## EXERCISE INPUT
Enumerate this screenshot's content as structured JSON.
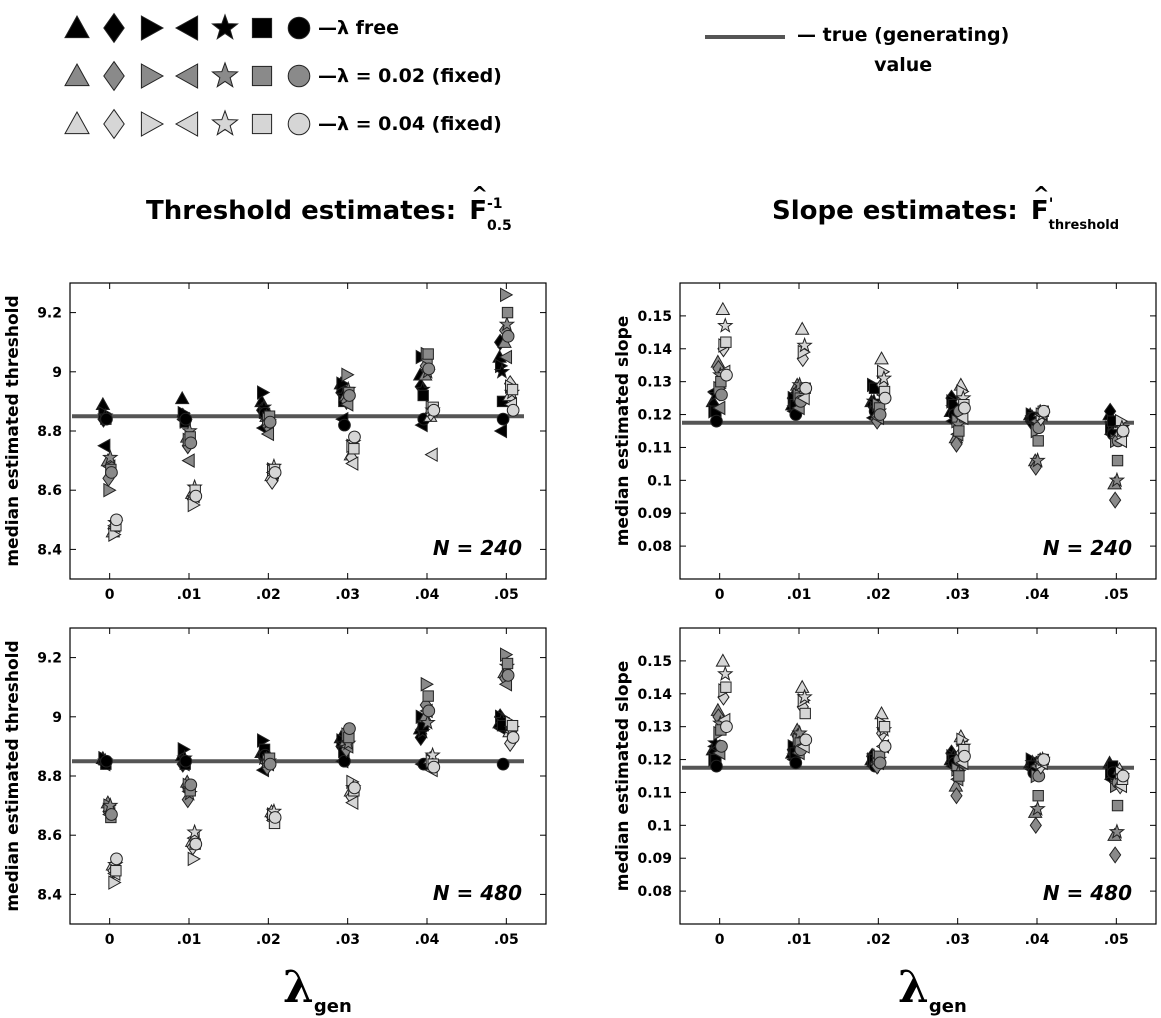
{
  "legend": {
    "rows": [
      {
        "label": "—λ free",
        "fill": "#000000"
      },
      {
        "label": "—λ = 0.02 (fixed)",
        "fill": "#8a8a8a"
      },
      {
        "label": "—λ = 0.04 (fixed)",
        "fill": "#d6d6d6"
      }
    ],
    "true_value_label_line1": "— true (generating)",
    "true_value_label_line2": "value",
    "marker_shapes": [
      "triangle-up",
      "diamond",
      "triangle-right",
      "triangle-left",
      "star",
      "square",
      "circle"
    ]
  },
  "columns": {
    "threshold_title": "Threshold estimates:",
    "threshold_symbol_base": "F",
    "threshold_symbol_sup": "-1",
    "threshold_symbol_sub": "0.5",
    "slope_title": "Slope estimates:",
    "slope_symbol_base": "F",
    "slope_symbol_sup": "'",
    "slope_symbol_sub": "threshold",
    "hat": "^"
  },
  "xlabel": {
    "symbol": "λ",
    "sub": "gen"
  },
  "colors": {
    "free": "#000000",
    "fixed_002": "#8a8a8a",
    "fixed_004": "#d6d6d6",
    "true_line": "#555555"
  },
  "chart_data": [
    {
      "type": "scatter",
      "ylabel": "median estimated threshold",
      "annotation": "N = 240",
      "x_categories": [
        "0",
        ".01",
        ".02",
        ".03",
        ".04",
        ".05"
      ],
      "yticks": [
        "8.4",
        "8.6",
        "8.8",
        "9",
        "9.2"
      ],
      "ylim": [
        8.3,
        9.3
      ],
      "true_value": 8.85,
      "series": [
        {
          "name": "λ free",
          "values": [
            [
              8.89,
              8.84,
              8.86,
              8.75,
              8.85,
              8.84,
              8.84
            ],
            [
              8.91,
              8.85,
              8.86,
              8.84,
              8.83,
              8.83,
              8.84
            ],
            [
              8.9,
              8.87,
              8.93,
              8.81,
              8.88,
              8.86,
              8.86
            ],
            [
              8.96,
              8.93,
              8.96,
              8.84,
              8.92,
              8.9,
              8.82
            ],
            [
              8.99,
              8.95,
              9.05,
              8.82,
              8.94,
              8.92,
              8.84
            ],
            [
              9.05,
              9.1,
              9.02,
              8.8,
              9.0,
              8.9,
              8.84
            ]
          ]
        },
        {
          "name": "λ = 0.02 (fixed)",
          "values": [
            [
              8.7,
              8.64,
              8.6,
              8.68,
              8.71,
              8.67,
              8.66
            ],
            [
              8.78,
              8.75,
              8.77,
              8.7,
              8.8,
              8.78,
              8.76
            ],
            [
              8.85,
              8.82,
              8.84,
              8.79,
              8.83,
              8.85,
              8.83
            ],
            [
              8.92,
              8.9,
              8.99,
              8.89,
              8.94,
              8.93,
              8.92
            ],
            [
              8.99,
              9.02,
              9.06,
              9.04,
              9.0,
              9.06,
              9.01
            ],
            [
              9.1,
              9.14,
              9.26,
              9.05,
              9.16,
              9.2,
              9.12
            ]
          ]
        },
        {
          "name": "λ = 0.04 (fixed)",
          "values": [
            [
              8.46,
              8.47,
              8.45,
              8.48,
              8.49,
              8.48,
              8.5
            ],
            [
              8.59,
              8.57,
              8.55,
              8.58,
              8.61,
              8.6,
              8.58
            ],
            [
              8.65,
              8.63,
              8.67,
              8.66,
              8.68,
              8.67,
              8.66
            ],
            [
              8.72,
              8.71,
              8.75,
              8.69,
              8.76,
              8.74,
              8.78
            ],
            [
              8.85,
              8.86,
              8.88,
              8.72,
              8.87,
              8.88,
              8.87
            ],
            [
              8.92,
              8.96,
              8.95,
              8.89,
              8.93,
              8.94,
              8.87
            ]
          ]
        }
      ]
    },
    {
      "type": "scatter",
      "ylabel": "median estimated slope",
      "annotation": "N = 240",
      "x_categories": [
        "0",
        ".01",
        ".02",
        ".03",
        ".04",
        ".05"
      ],
      "yticks": [
        "0.08",
        "0.09",
        "0.1",
        "0.11",
        "0.12",
        "0.13",
        "0.14",
        "0.15"
      ],
      "ylim": [
        0.07,
        0.16
      ],
      "true_value": 0.1175,
      "series": [
        {
          "name": "λ free",
          "values": [
            [
              0.124,
              0.123,
              0.121,
              0.127,
              0.126,
              0.121,
              0.118
            ],
            [
              0.123,
              0.125,
              0.125,
              0.121,
              0.122,
              0.123,
              0.12
            ],
            [
              0.124,
              0.123,
              0.129,
              0.119,
              0.124,
              0.128,
              0.121
            ],
            [
              0.121,
              0.125,
              0.124,
              0.118,
              0.122,
              0.123,
              0.12
            ],
            [
              0.12,
              0.118,
              0.12,
              0.118,
              0.119,
              0.119,
              0.119
            ],
            [
              0.12,
              0.121,
              0.116,
              0.114,
              0.117,
              0.118,
              0.114
            ]
          ]
        },
        {
          "name": "λ = 0.02 (fixed)",
          "values": [
            [
              0.136,
              0.134,
              0.128,
              0.122,
              0.132,
              0.13,
              0.126
            ],
            [
              0.129,
              0.127,
              0.126,
              0.122,
              0.129,
              0.125,
              0.124
            ],
            [
              0.12,
              0.118,
              0.123,
              0.119,
              0.121,
              0.122,
              0.12
            ],
            [
              0.113,
              0.111,
              0.118,
              0.114,
              0.117,
              0.115,
              0.121
            ],
            [
              0.106,
              0.104,
              0.115,
              0.118,
              0.106,
              0.112,
              0.116
            ],
            [
              0.099,
              0.094,
              0.112,
              0.113,
              0.1,
              0.106,
              0.112
            ]
          ]
        },
        {
          "name": "λ = 0.04 (fixed)",
          "values": [
            [
              0.152,
              0.14,
              0.141,
              0.133,
              0.147,
              0.142,
              0.132
            ],
            [
              0.146,
              0.137,
              0.139,
              0.125,
              0.141,
              0.128,
              0.128
            ],
            [
              0.137,
              0.129,
              0.133,
              0.126,
              0.131,
              0.127,
              0.125
            ],
            [
              0.129,
              0.124,
              0.127,
              0.119,
              0.125,
              0.123,
              0.122
            ],
            [
              0.121,
              0.119,
              0.12,
              0.12,
              0.12,
              0.121,
              0.121
            ],
            [
              0.117,
              0.114,
              0.118,
              0.112,
              0.116,
              0.115,
              0.115
            ]
          ]
        }
      ]
    },
    {
      "type": "scatter",
      "ylabel": "median estimated threshold",
      "annotation": "N = 480",
      "x_categories": [
        "0",
        ".01",
        ".02",
        ".03",
        ".04",
        ".05"
      ],
      "yticks": [
        "8.4",
        "8.6",
        "8.8",
        "9",
        "9.2"
      ],
      "ylim": [
        8.3,
        9.3
      ],
      "true_value": 8.85,
      "series": [
        {
          "name": "λ free",
          "values": [
            [
              8.86,
              8.85,
              8.86,
              8.84,
              8.85,
              8.84,
              8.85
            ],
            [
              8.87,
              8.84,
              8.89,
              8.84,
              8.86,
              8.84,
              8.85
            ],
            [
              8.88,
              8.87,
              8.92,
              8.82,
              8.86,
              8.89,
              8.87
            ],
            [
              8.93,
              8.9,
              8.92,
              8.85,
              8.91,
              8.88,
              8.85
            ],
            [
              8.96,
              8.93,
              9.0,
              8.84,
              8.95,
              8.97,
              8.84
            ],
            [
              8.98,
              9.0,
              9.0,
              8.96,
              8.99,
              8.97,
              8.84
            ]
          ]
        },
        {
          "name": "λ = 0.02 (fixed)",
          "values": [
            [
              8.71,
              8.68,
              8.7,
              8.67,
              8.7,
              8.66,
              8.67
            ],
            [
              8.78,
              8.72,
              8.77,
              8.76,
              8.74,
              8.75,
              8.77
            ],
            [
              8.86,
              8.83,
              8.85,
              8.84,
              8.85,
              8.86,
              8.84
            ],
            [
              8.92,
              8.89,
              8.94,
              8.9,
              8.91,
              8.93,
              8.96
            ],
            [
              9.0,
              9.04,
              9.11,
              9.02,
              8.98,
              9.07,
              9.02
            ],
            [
              9.15,
              9.13,
              9.21,
              9.11,
              9.17,
              9.18,
              9.14
            ]
          ]
        },
        {
          "name": "λ = 0.04 (fixed)",
          "values": [
            [
              8.5,
              8.48,
              8.44,
              8.47,
              8.5,
              8.48,
              8.52
            ],
            [
              8.58,
              8.56,
              8.52,
              8.59,
              8.61,
              8.57,
              8.57
            ],
            [
              8.68,
              8.66,
              8.67,
              8.65,
              8.68,
              8.64,
              8.66
            ],
            [
              8.75,
              8.73,
              8.78,
              8.71,
              8.76,
              8.75,
              8.76
            ],
            [
              8.86,
              8.84,
              8.85,
              8.82,
              8.87,
              8.84,
              8.83
            ],
            [
              8.95,
              8.91,
              8.98,
              8.95,
              8.96,
              8.97,
              8.93
            ]
          ]
        }
      ]
    },
    {
      "type": "scatter",
      "ylabel": "median estimated slope",
      "annotation": "N = 480",
      "x_categories": [
        "0",
        ".01",
        ".02",
        ".03",
        ".04",
        ".05"
      ],
      "yticks": [
        "0.08",
        "0.09",
        "0.1",
        "0.11",
        "0.12",
        "0.13",
        "0.14",
        "0.15"
      ],
      "ylim": [
        0.07,
        0.16
      ],
      "true_value": 0.1175,
      "series": [
        {
          "name": "λ free",
          "values": [
            [
              0.123,
              0.122,
              0.12,
              0.124,
              0.125,
              0.12,
              0.118
            ],
            [
              0.122,
              0.123,
              0.124,
              0.12,
              0.121,
              0.122,
              0.119
            ],
            [
              0.12,
              0.121,
              0.12,
              0.118,
              0.121,
              0.12,
              0.118
            ],
            [
              0.12,
              0.122,
              0.121,
              0.118,
              0.121,
              0.12,
              0.119
            ],
            [
              0.119,
              0.118,
              0.12,
              0.117,
              0.119,
              0.118,
              0.116
            ],
            [
              0.119,
              0.118,
              0.116,
              0.114,
              0.117,
              0.118,
              0.116
            ]
          ]
        },
        {
          "name": "λ = 0.02 (fixed)",
          "values": [
            [
              0.135,
              0.133,
              0.128,
              0.122,
              0.131,
              0.129,
              0.124
            ],
            [
              0.129,
              0.127,
              0.126,
              0.122,
              0.128,
              0.125,
              0.123
            ],
            [
              0.12,
              0.118,
              0.121,
              0.119,
              0.12,
              0.121,
              0.119
            ],
            [
              0.112,
              0.109,
              0.117,
              0.114,
              0.116,
              0.115,
              0.12
            ],
            [
              0.104,
              0.1,
              0.115,
              0.118,
              0.105,
              0.109,
              0.115
            ],
            [
              0.097,
              0.091,
              0.112,
              0.113,
              0.098,
              0.106,
              0.113
            ]
          ]
        },
        {
          "name": "λ = 0.04 (fixed)",
          "values": [
            [
              0.15,
              0.139,
              0.141,
              0.132,
              0.146,
              0.142,
              0.13
            ],
            [
              0.142,
              0.136,
              0.138,
              0.124,
              0.139,
              0.134,
              0.126
            ],
            [
              0.134,
              0.128,
              0.131,
              0.124,
              0.129,
              0.13,
              0.124
            ],
            [
              0.127,
              0.122,
              0.126,
              0.119,
              0.124,
              0.123,
              0.121
            ],
            [
              0.12,
              0.118,
              0.119,
              0.119,
              0.12,
              0.12,
              0.12
            ],
            [
              0.117,
              0.112,
              0.116,
              0.112,
              0.115,
              0.114,
              0.115
            ]
          ]
        }
      ]
    }
  ]
}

## OBJECTIVE
Gather, from the listing above, every line carrying the word "fill".

## WRITTEN SOLUTION
        "fill": "#000000"
        "fill": "#8a8a8a"
        "fill": "#d6d6d6"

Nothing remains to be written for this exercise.